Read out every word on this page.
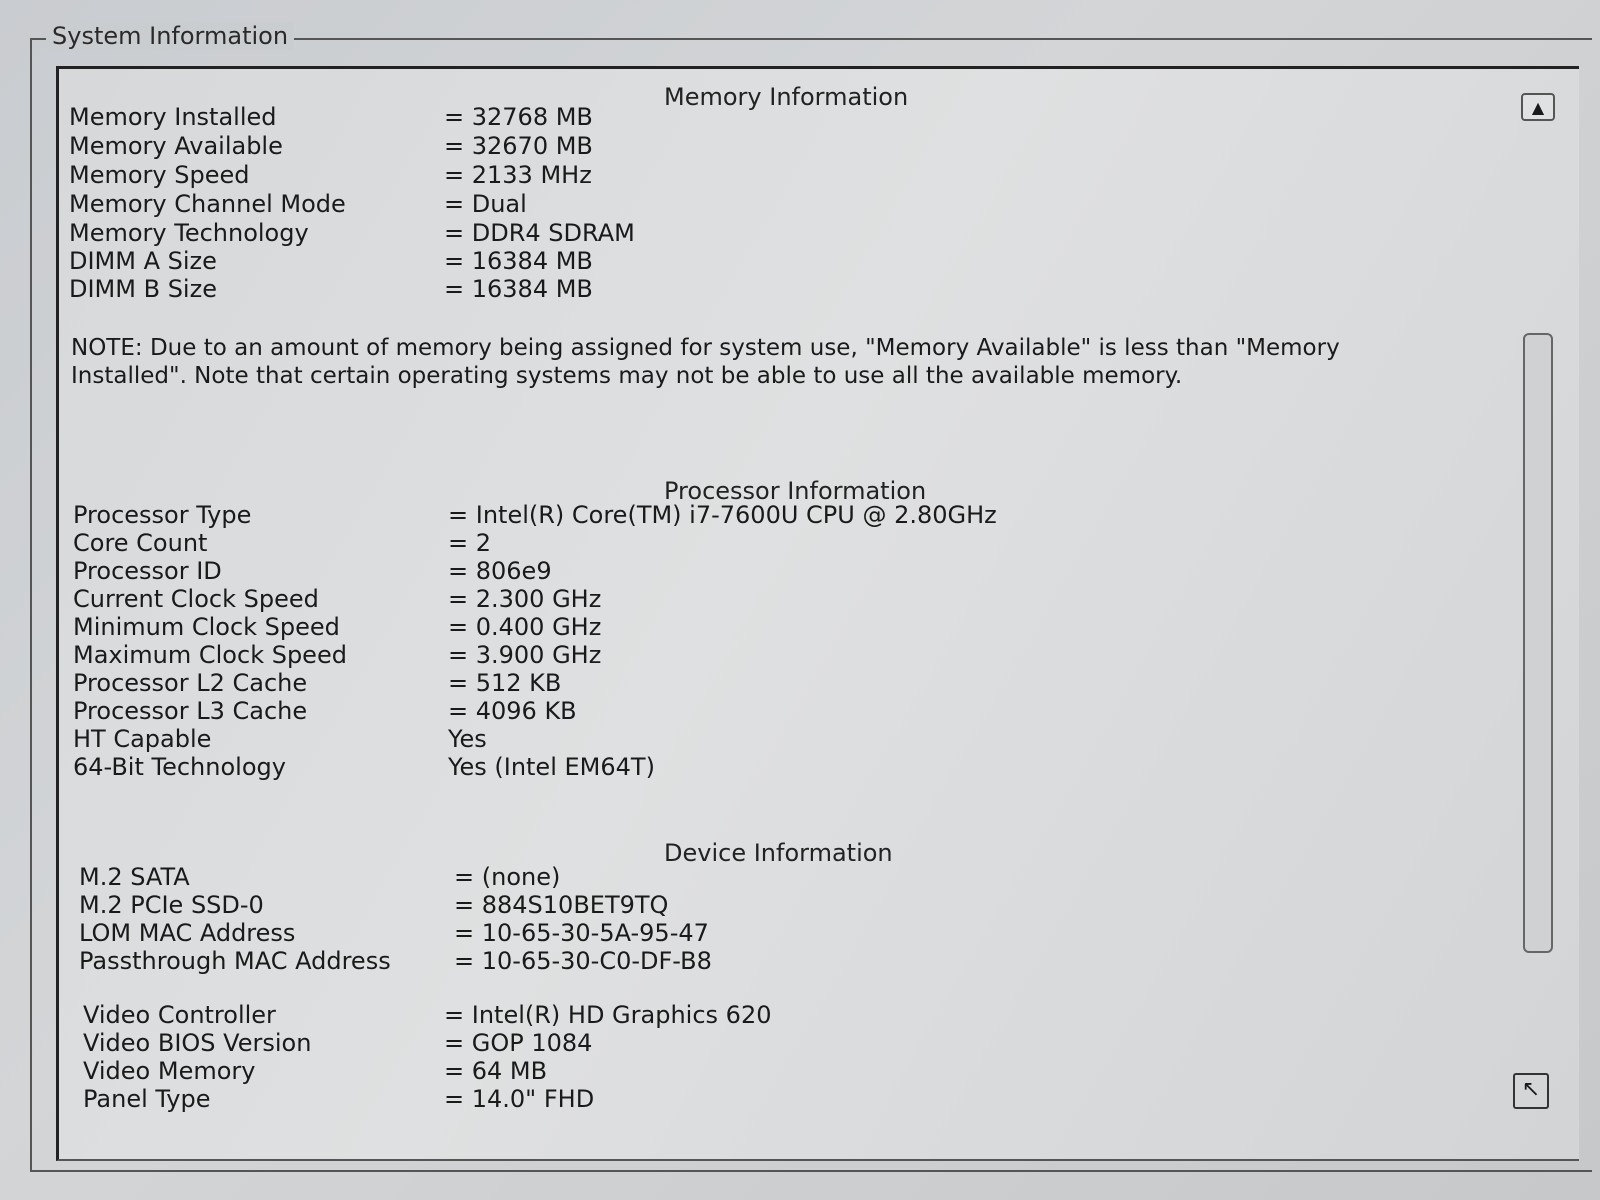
System Information
Memory Information
Memory Installed	= 32768 MB
Memory Available	= 32670 MB
Memory Speed	= 2133 MHz
Memory Channel Mode	= Dual
Memory Technology	= DDR4 SDRAM
DIMM A Size	= 16384 MB
DIMM B Size	= 16384 MB
NOTE: Due to an amount of memory being assigned for system use, "Memory Available" is less than "Memory Installed". Note that certain operating systems may not be able to use all the available memory.
Processor Information
Processor Type	= Intel(R) Core(TM) i7-7600U CPU @ 2.80GHz
Core Count	= 2
Processor ID	= 806e9
Current Clock Speed	= 2.300 GHz
Minimum Clock Speed	= 0.400 GHz
Maximum Clock Speed	= 3.900 GHz
Processor L2 Cache	= 512 KB
Processor L3 Cache	= 4096 KB
HT Capable	Yes
64-Bit Technology	Yes (Intel EM64T)
Device Information
M.2 SATA	= (none)
M.2 PCIe SSD-0	= 884S10BET9TQ
LOM MAC Address	= 10-65-30-5A-95-47
Passthrough MAC Address	= 10-65-30-C0-DF-B8
Video Controller	= Intel(R) HD Graphics 620
Video BIOS Version	= GOP 1084
Video Memory	= 64 MB
Panel Type	= 14.0" FHD
▲
↖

____________

#### Exercise description:
Pictures are not part of the copy; output everything else in the records exactly.

#### Task answer:
Read out every word on this page.
System Information
Memory Information
Memory Installed	= 32768 MB
Memory Available	= 32670 MB
Memory Speed	= 2133 MHz
Memory Channel Mode	= Dual
Memory Technology	= DDR4 SDRAM
DIMM A Size	= 16384 MB
DIMM B Size	= 16384 MB
NOTE: Due to an amount of memory being assigned for system use, "Memory Available" is less than "Memory Installed". Note that certain operating systems may not be able to use all the available memory.
Processor Information
Processor Type	= Intel(R) Core(TM) i7-7600U CPU @ 2.80GHz
Core Count	= 2
Processor ID	= 806e9
Current Clock Speed	= 2.300 GHz
Minimum Clock Speed	= 0.400 GHz
Maximum Clock Speed	= 3.900 GHz
Processor L2 Cache	= 512 KB
Processor L3 Cache	= 4096 KB
HT Capable	Yes
64-Bit Technology	Yes (Intel EM64T)
Device Information
M.2 SATA	= (none)
M.2 PCIe SSD-0	= 884S10BET9TQ
LOM MAC Address	= 10-65-30-5A-95-47
Passthrough MAC Address	= 10-65-30-C0-DF-B8
Video Controller	= Intel(R) HD Graphics 620
Video BIOS Version	= GOP 1084
Video Memory	= 64 MB
Panel Type	= 14.0" FHD
▲
↖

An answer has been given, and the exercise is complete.